** start **

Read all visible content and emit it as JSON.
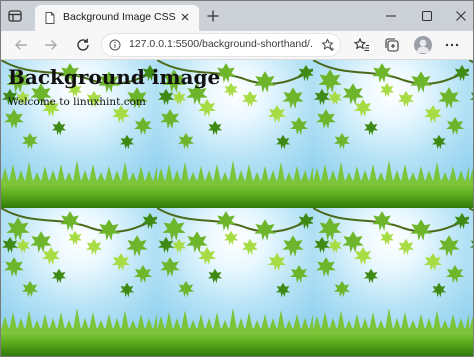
{
  "browser": {
    "tab": {
      "title": "Background Image CSS"
    },
    "address_bar": {
      "url": "127.0.0.1:5500/background-shorthand/..."
    }
  },
  "page": {
    "heading": "Background image",
    "paragraph": "Welcome to linuxhint.com"
  },
  "icons": {
    "tab_actions": "tab-actions-icon",
    "favicon": "page-favicon-icon",
    "close_tab": "close-icon",
    "new_tab": "plus-icon",
    "minimize": "minimize-icon",
    "maximize": "maximize-icon",
    "close_window": "close-window-icon",
    "back": "back-arrow-icon",
    "forward": "forward-arrow-icon",
    "refresh": "refresh-icon",
    "site_info": "info-icon",
    "favorite": "star-add-icon",
    "favorites": "favorites-icon",
    "collections": "collections-icon",
    "profile": "profile-avatar",
    "more": "more-menu-icon"
  },
  "colors": {
    "tab_strip": "#ccd1d8",
    "toolbar": "#f7f7f7",
    "sky_light": "#eaf8ff",
    "sky_blue": "#8fd0ef",
    "leaf_green": "#5fae1f",
    "grass_green": "#3f8f12"
  }
}
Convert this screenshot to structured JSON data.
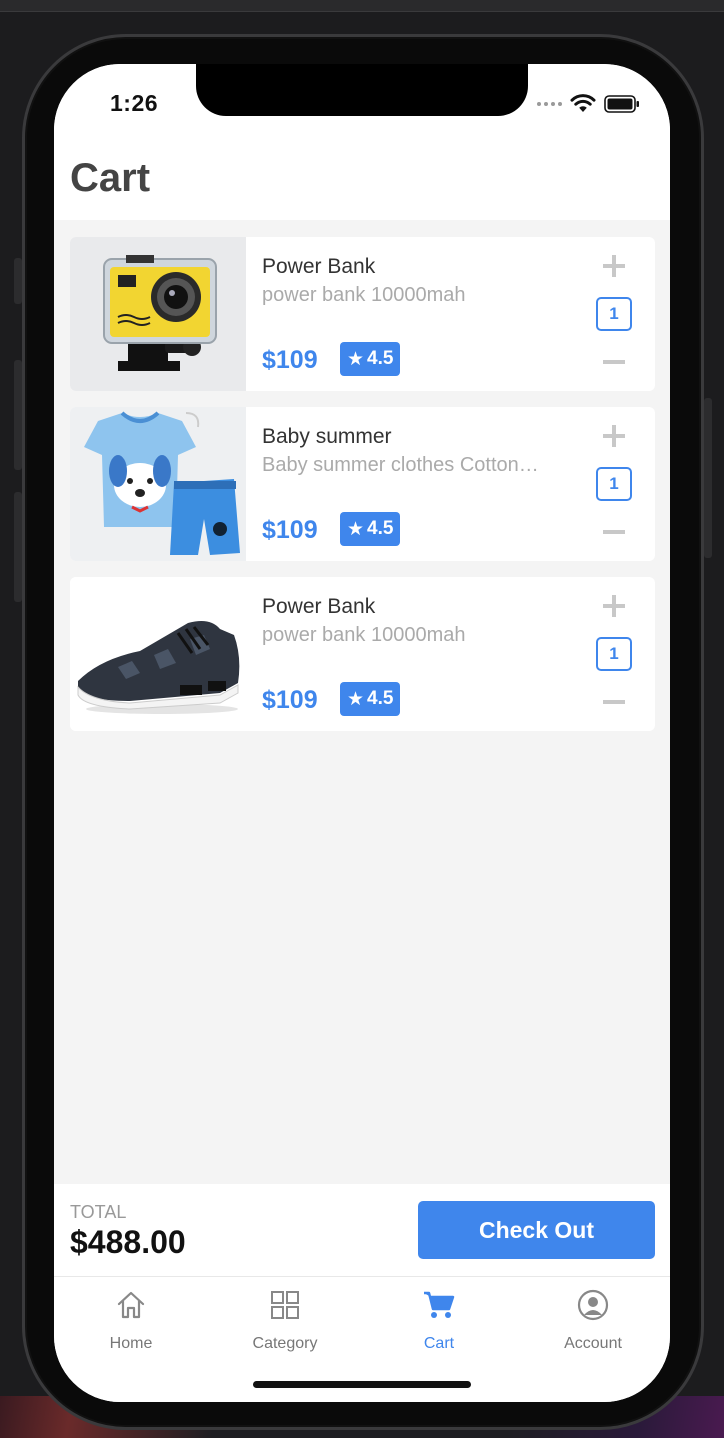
{
  "status": {
    "time": "1:26"
  },
  "header": {
    "title": "Cart"
  },
  "items": [
    {
      "name": "Power Bank",
      "description": "power bank 10000mah",
      "price": "$109",
      "rating": "4.5",
      "quantity": "1",
      "image": "action-camera"
    },
    {
      "name": "Baby summer",
      "description": "Baby summer clothes Cotton…",
      "price": "$109",
      "rating": "4.5",
      "quantity": "1",
      "image": "baby-clothes"
    },
    {
      "name": "Power Bank",
      "description": "power bank 10000mah",
      "price": "$109",
      "rating": "4.5",
      "quantity": "1",
      "image": "sneaker"
    }
  ],
  "footer": {
    "total_label": "TOTAL",
    "total_value": "$488.00",
    "checkout_label": "Check Out"
  },
  "tabs": [
    {
      "label": "Home",
      "icon": "home-icon",
      "active": false
    },
    {
      "label": "Category",
      "icon": "grid-icon",
      "active": false
    },
    {
      "label": "Cart",
      "icon": "cart-icon",
      "active": true
    },
    {
      "label": "Account",
      "icon": "account-icon",
      "active": false
    }
  ],
  "colors": {
    "accent": "#3f86ec",
    "title": "#444444",
    "background": "#f4f4f4"
  }
}
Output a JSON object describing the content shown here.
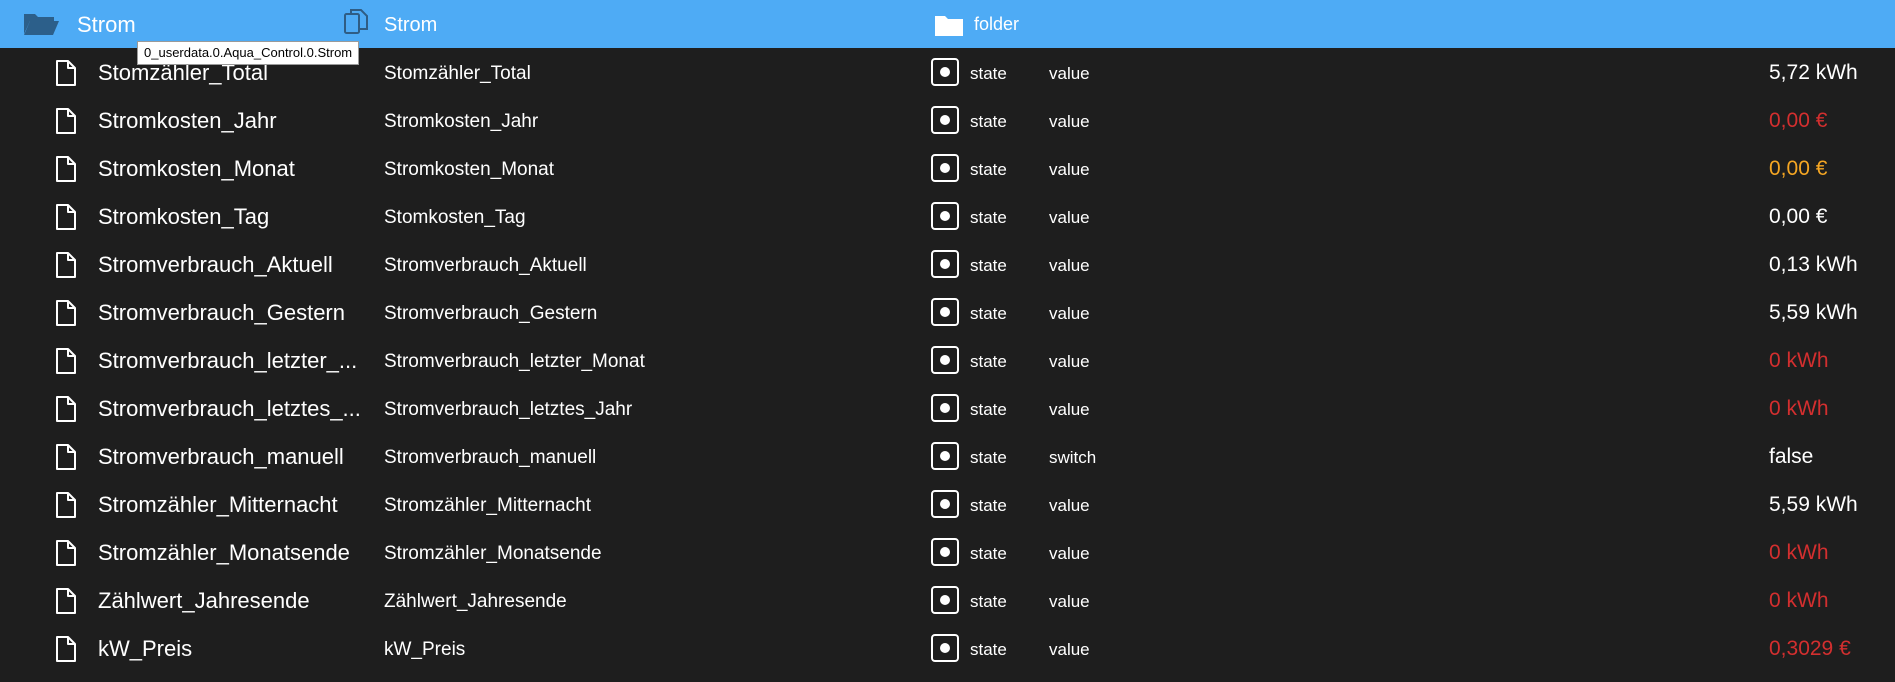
{
  "header": {
    "title": "Strom",
    "name": "Strom",
    "type": "folder"
  },
  "tooltip": "0_userdata.0.Aqua_Control.0.Strom",
  "colors": {
    "header_bg": "#4eabf5",
    "background": "#1e1e1e",
    "value_white": "#ffffff",
    "value_red": "#d32f2f",
    "value_orange": "#f5a623"
  },
  "rows": [
    {
      "id": "Stomzähler_Total",
      "name": "Stomzähler_Total",
      "type": "state",
      "role": "value",
      "value": "5,72 kWh",
      "color": "#ffffff"
    },
    {
      "id": "Stromkosten_Jahr",
      "name": "Stromkosten_Jahr",
      "type": "state",
      "role": "value",
      "value": "0,00 €",
      "color": "#d32f2f"
    },
    {
      "id": "Stromkosten_Monat",
      "name": "Stromkosten_Monat",
      "type": "state",
      "role": "value",
      "value": "0,00 €",
      "color": "#f5a623"
    },
    {
      "id": "Stromkosten_Tag",
      "name": "Stomkosten_Tag",
      "type": "state",
      "role": "value",
      "value": "0,00 €",
      "color": "#ffffff"
    },
    {
      "id": "Stromverbrauch_Aktuell",
      "name": "Stromverbrauch_Aktuell",
      "type": "state",
      "role": "value",
      "value": "0,13 kWh",
      "color": "#ffffff"
    },
    {
      "id": "Stromverbrauch_Gestern",
      "name": "Stromverbrauch_Gestern",
      "type": "state",
      "role": "value",
      "value": "5,59 kWh",
      "color": "#ffffff"
    },
    {
      "id": "Stromverbrauch_letzter_...",
      "name": "Stromverbrauch_letzter_Monat",
      "type": "state",
      "role": "value",
      "value": "0 kWh",
      "color": "#d32f2f"
    },
    {
      "id": "Stromverbrauch_letztes_...",
      "name": "Stromverbrauch_letztes_Jahr",
      "type": "state",
      "role": "value",
      "value": "0 kWh",
      "color": "#d32f2f"
    },
    {
      "id": "Stromverbrauch_manuell",
      "name": "Stromverbrauch_manuell",
      "type": "state",
      "role": "switch",
      "value": "false",
      "color": "#ffffff"
    },
    {
      "id": "Stromzähler_Mitternacht",
      "name": "Stromzähler_Mitternacht",
      "type": "state",
      "role": "value",
      "value": "5,59 kWh",
      "color": "#ffffff"
    },
    {
      "id": "Stromzähler_Monatsende",
      "name": "Stromzähler_Monatsende",
      "type": "state",
      "role": "value",
      "value": "0 kWh",
      "color": "#d32f2f"
    },
    {
      "id": "Zählwert_Jahresende",
      "name": "Zählwert_Jahresende",
      "type": "state",
      "role": "value",
      "value": "0 kWh",
      "color": "#d32f2f"
    },
    {
      "id": "kW_Preis",
      "name": "kW_Preis",
      "type": "state",
      "role": "value",
      "value": "0,3029 €",
      "color": "#d32f2f"
    }
  ]
}
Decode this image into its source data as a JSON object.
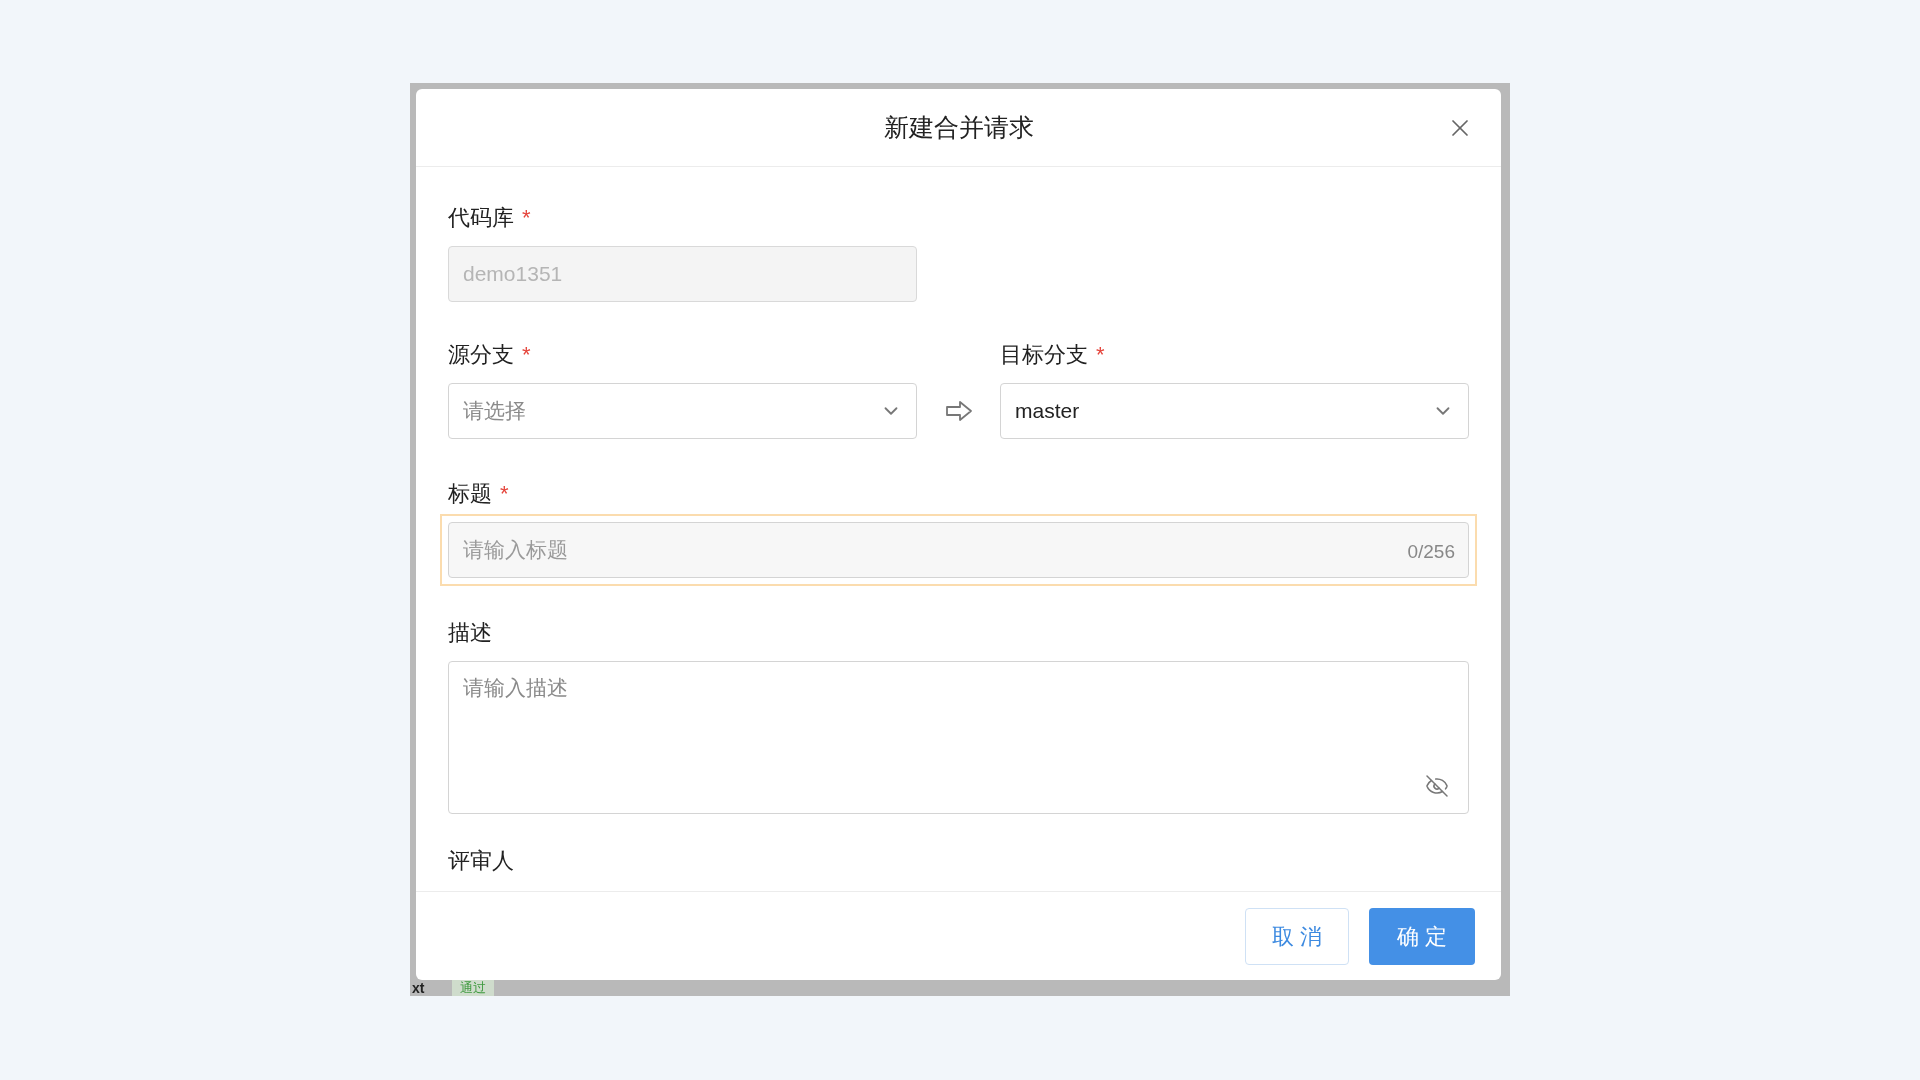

** end **

** Stated exercise **
Reproduce each line exactly as it appears, omitting the pictures.

** The response **
Read all visible content and emit it as JSON.
{
  "browser": {
    "tab": {
      "title": "Background Image CSS"
    },
    "address_bar": {
      "url": "127.0.0.1:5500/background-shorthand/..."
    }
  },
  "page": {
    "heading": "Background image",
    "paragraph": "Welcome to linuxhint.com"
  },
  "icons": {
    "tab_actions": "tab-actions-icon",
    "favicon": "page-favicon-icon",
    "close_tab": "close-icon",
    "new_tab": "plus-icon",
    "minimize": "minimize-icon",
    "maximize": "maximize-icon",
    "close_window": "close-window-icon",
    "back": "back-arrow-icon",
    "forward": "forward-arrow-icon",
    "refresh": "refresh-icon",
    "site_info": "info-icon",
    "favorite": "star-add-icon",
    "favorites": "favorites-icon",
    "collections": "collections-icon",
    "profile": "profile-avatar",
    "more": "more-menu-icon"
  },
  "colors": {
    "tab_strip": "#ccd1d8",
    "toolbar": "#f7f7f7",
    "sky_light": "#eaf8ff",
    "sky_blue": "#8fd0ef",
    "leaf_green": "#5fae1f",
    "grass_green": "#3f8f12"
  }
}
Convert this screenshot to structured JSON data.
{
  "status": {
    "time": "1:26"
  },
  "header": {
    "title": "Cart"
  },
  "items": [
    {
      "name": "Power Bank",
      "description": "power bank 10000mah",
      "price": "$109",
      "rating": "4.5",
      "quantity": "1",
      "image": "action-camera"
    },
    {
      "name": "Baby summer",
      "description": "Baby summer clothes Cotton…",
      "price": "$109",
      "rating": "4.5",
      "quantity": "1",
      "image": "baby-clothes"
    },
    {
      "name": "Power Bank",
      "description": "power bank 10000mah",
      "price": "$109",
      "rating": "4.5",
      "quantity": "1",
      "image": "sneaker"
    }
  ],
  "footer": {
    "total_label": "TOTAL",
    "total_value": "$488.00",
    "checkout_label": "Check Out"
  },
  "tabs": [
    {
      "label": "Home",
      "icon": "home-icon",
      "active": false
    },
    {
      "label": "Category",
      "icon": "grid-icon",
      "active": false
    },
    {
      "label": "Cart",
      "icon": "cart-icon",
      "active": true
    },
    {
      "label": "Account",
      "icon": "account-icon",
      "active": false
    }
  ],
  "colors": {
    "accent": "#3f86ec",
    "title": "#444444",
    "background": "#f4f4f4"
  }
}
Output a JSON object describing the content shown here.
{
  "header": {
    "title": "Strom",
    "name": "Strom",
    "type": "folder"
  },
  "tooltip": "0_userdata.0.Aqua_Control.0.Strom",
  "colors": {
    "header_bg": "#4eabf5",
    "background": "#1e1e1e",
    "value_white": "#ffffff",
    "value_red": "#d32f2f",
    "value_orange": "#f5a623"
  },
  "rows": [
    {
      "id": "Stomzähler_Total",
      "name": "Stomzähler_Total",
      "type": "state",
      "role": "value",
      "value": "5,72 kWh",
      "color": "#ffffff"
    },
    {
      "id": "Stromkosten_Jahr",
      "name": "Stromkosten_Jahr",
      "type": "state",
      "role": "value",
      "value": "0,00 €",
      "color": "#d32f2f"
    },
    {
      "id": "Stromkosten_Monat",
      "name": "Stromkosten_Monat",
      "type": "state",
      "role": "value",
      "value": "0,00 €",
      "color": "#f5a623"
    },
    {
      "id": "Stromkosten_Tag",
      "name": "Stomkosten_Tag",
      "type": "state",
      "role": "value",
      "value": "0,00 €",
      "color": "#ffffff"
    },
    {
      "id": "Stromverbrauch_Aktuell",
      "name": "Stromverbrauch_Aktuell",
      "type": "state",
      "role": "value",
      "value": "0,13 kWh",
      "color": "#ffffff"
    },
    {
      "id": "Stromverbrauch_Gestern",
      "name": "Stromverbrauch_Gestern",
      "type": "state",
      "role": "value",
      "value": "5,59 kWh",
      "color": "#ffffff"
    },
    {
      "id": "Stromverbrauch_letzter_...",
      "name": "Stromverbrauch_letzter_Monat",
      "type": "state",
      "role": "value",
      "value": "0 kWh",
      "color": "#d32f2f"
    },
    {
      "id": "Stromverbrauch_letztes_...",
      "name": "Stromverbrauch_letztes_Jahr",
      "type": "state",
      "role": "value",
      "value": "0 kWh",
      "color": "#d32f2f"
    },
    {
      "id": "Stromverbrauch_manuell",
      "name": "Stromverbrauch_manuell",
      "type": "state",
      "role": "switch",
      "value": "false",
      "color": "#ffffff"
    },
    {
      "id": "Stromzähler_Mitternacht",
      "name": "Stromzähler_Mitternacht",
      "type": "state",
      "role": "value",
      "value": "5,59 kWh",
      "color": "#ffffff"
    },
    {
      "id": "Stromzähler_Monatsende",
      "name": "Stromzähler_Monatsende",
      "type": "state",
      "role": "value",
      "value": "0 kWh",
      "color": "#d32f2f"
    },
    {
      "id": "Zählwert_Jahresende",
      "name": "Zählwert_Jahresende",
      "type": "state",
      "role": "value",
      "value": "0 kWh",
      "color": "#d32f2f"
    },
    {
      "id": "kW_Preis",
      "name": "kW_Preis",
      "type": "state",
      "role": "value",
      "value": "0,3029 €",
      "color": "#d32f2f"
    }
  ]
}
Decode this image into its source data as a JSON object.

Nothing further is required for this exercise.